PROBLEM TO SOLVE
Below are some entries. Copy each line in them that holds "different".

========

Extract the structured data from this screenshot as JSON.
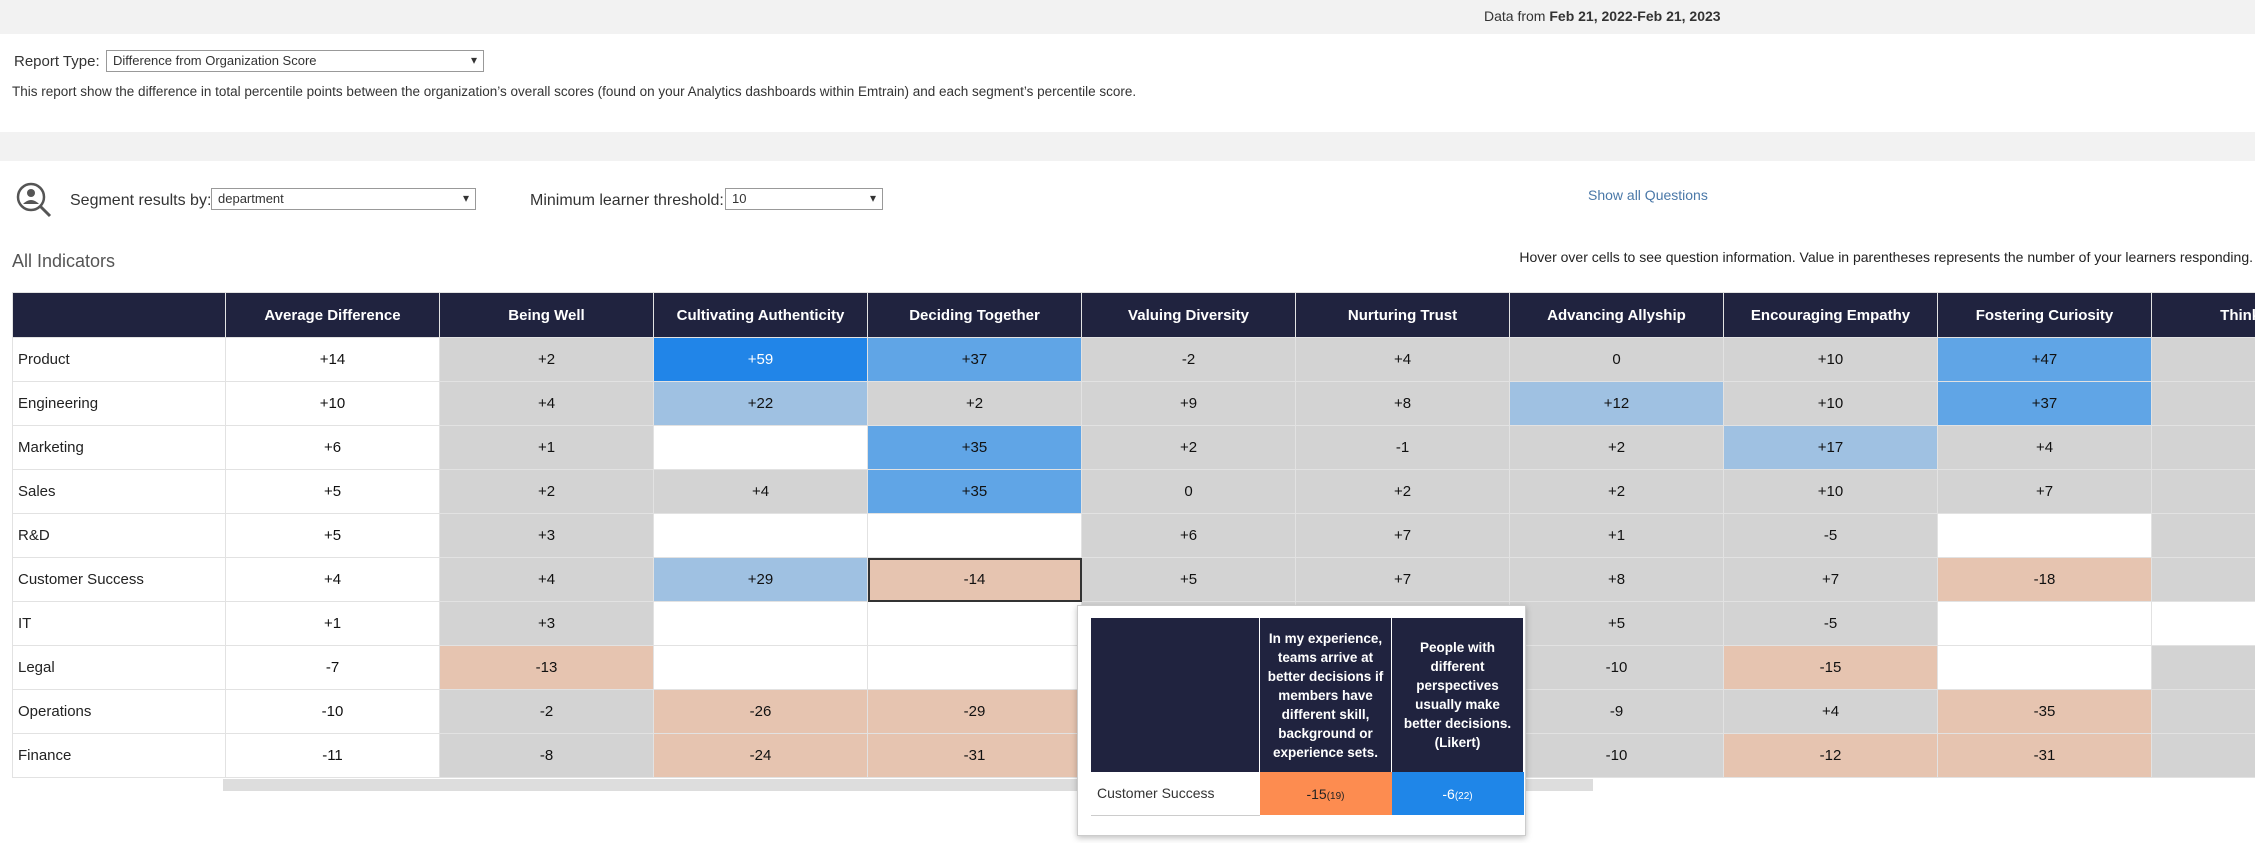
{
  "header": {
    "date_label": "Data from",
    "date_range": "Feb 21, 2022-Feb 21, 2023"
  },
  "report": {
    "label": "Report Type:",
    "selected": "Difference from Organization Score",
    "description": "This report show the difference in total percentile points between the organization’s overall scores (found on your Analytics dashboards within Emtrain) and each segment’s percentile score."
  },
  "segment": {
    "label": "Segment results by:",
    "selected": "department",
    "threshold_label": "Minimum learner threshold:",
    "threshold": 10,
    "link": "Show all Questions"
  },
  "table": {
    "title": "All Indicators",
    "note": "Hover over cells to see question information. Value in parentheses represents the number of your learners responding.",
    "columns": [
      "Average Difference",
      "Being Well",
      "Cultivating Authenticity",
      "Deciding Together",
      "Valuing Diversity",
      "Nurturing Trust",
      "Advancing Allyship",
      "Encouraging Empathy",
      "Fostering Curiosity",
      "Thinking S"
    ],
    "rows": [
      {
        "label": "Product",
        "cells": [
          "+14",
          "+2",
          "+59",
          "+37",
          "-2",
          "+4",
          "0",
          "+10",
          "+47",
          null
        ],
        "fills": [
          "#ffffff",
          "#d3d3d3",
          "#2185e8",
          "#60a5e6",
          "#d3d3d3",
          "#d3d3d3",
          "#d3d3d3",
          "#d3d3d3",
          "#60a5e6",
          "#d3d3d3"
        ]
      },
      {
        "label": "Engineering",
        "cells": [
          "+10",
          "+4",
          "+22",
          "+2",
          "+9",
          "+8",
          "+12",
          "+10",
          "+37",
          null
        ],
        "fills": [
          "#ffffff",
          "#d3d3d3",
          "#9fc1e2",
          "#d3d3d3",
          "#d3d3d3",
          "#d3d3d3",
          "#9fc1e2",
          "#d3d3d3",
          "#60a5e6",
          "#d3d3d3"
        ]
      },
      {
        "label": "Marketing",
        "cells": [
          "+6",
          "+1",
          null,
          "+35",
          "+2",
          "-1",
          "+2",
          "+17",
          "+4",
          null
        ],
        "fills": [
          "#ffffff",
          "#d3d3d3",
          "#ffffff",
          "#60a5e6",
          "#d3d3d3",
          "#d3d3d3",
          "#d3d3d3",
          "#9fc1e2",
          "#d3d3d3",
          "#d3d3d3"
        ]
      },
      {
        "label": "Sales",
        "cells": [
          "+5",
          "+2",
          "+4",
          "+35",
          "0",
          "+2",
          "+2",
          "+10",
          "+7",
          null
        ],
        "fills": [
          "#ffffff",
          "#d3d3d3",
          "#d3d3d3",
          "#60a5e6",
          "#d3d3d3",
          "#d3d3d3",
          "#d3d3d3",
          "#d3d3d3",
          "#d3d3d3",
          "#d3d3d3"
        ]
      },
      {
        "label": "R&D",
        "cells": [
          "+5",
          "+3",
          null,
          null,
          "+6",
          "+7",
          "+1",
          "-5",
          null,
          null
        ],
        "fills": [
          "#ffffff",
          "#d3d3d3",
          "#ffffff",
          "#ffffff",
          "#d3d3d3",
          "#d3d3d3",
          "#d3d3d3",
          "#d3d3d3",
          "#ffffff",
          "#d3d3d3"
        ]
      },
      {
        "label": "Customer Success",
        "cells": [
          "+4",
          "+4",
          "+29",
          "-14",
          "+5",
          "+7",
          "+8",
          "+7",
          "-18",
          null
        ],
        "fills": [
          "#ffffff",
          "#d3d3d3",
          "#9fc1e2",
          "#e6c4b0",
          "#d3d3d3",
          "#d3d3d3",
          "#d3d3d3",
          "#d3d3d3",
          "#e6c4b0",
          "#d3d3d3"
        ]
      },
      {
        "label": "IT",
        "cells": [
          "+1",
          "+3",
          null,
          null,
          null,
          null,
          "+5",
          "-5",
          null,
          null
        ],
        "fills": [
          "#ffffff",
          "#d3d3d3",
          "#ffffff",
          "#ffffff",
          "#d3d3d3",
          "#d3d3d3",
          "#d3d3d3",
          "#d3d3d3",
          "#ffffff",
          "#ffffff"
        ]
      },
      {
        "label": "Legal",
        "cells": [
          "-7",
          "-13",
          null,
          null,
          null,
          null,
          "-10",
          "-15",
          null,
          null
        ],
        "fills": [
          "#ffffff",
          "#e6c4b0",
          "#ffffff",
          "#ffffff",
          "#d3d3d3",
          "#d3d3d3",
          "#d3d3d3",
          "#e6c4b0",
          "#ffffff",
          "#d3d3d3"
        ]
      },
      {
        "label": "Operations",
        "cells": [
          "-10",
          "-2",
          "-26",
          "-29",
          null,
          null,
          "-9",
          "+4",
          "-35",
          null
        ],
        "fills": [
          "#ffffff",
          "#d3d3d3",
          "#e6c4b0",
          "#e6c4b0",
          "#d3d3d3",
          "#d3d3d3",
          "#d3d3d3",
          "#d3d3d3",
          "#e6c4b0",
          "#d3d3d3"
        ]
      },
      {
        "label": "Finance",
        "cells": [
          "-11",
          "-8",
          "-24",
          "-31",
          null,
          null,
          "-10",
          "-12",
          "-31",
          null
        ],
        "fills": [
          "#ffffff",
          "#d3d3d3",
          "#e6c4b0",
          "#e6c4b0",
          "#d3d3d3",
          "#d3d3d3",
          "#d3d3d3",
          "#e6c4b0",
          "#e6c4b0",
          "#d3d3d3"
        ]
      }
    ]
  },
  "tooltip": {
    "questions": [
      "In my experience, teams arrive at better decisions if members have different skill, background or experience sets.",
      "People with different perspectives usually make better decisions. (Likert)"
    ],
    "row": "Customer Success",
    "cells": [
      {
        "value": "-15",
        "count": "(19)",
        "color": "#fd8c50"
      },
      {
        "value": "-6",
        "count": "(22)",
        "color": "#1f86e8"
      }
    ]
  }
}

========

TASK SOLUTION
      "In my experience, teams arrive at better decisions if members have different skill, background or experience sets.",
      "People with different perspectives usually make better decisions. (Likert)"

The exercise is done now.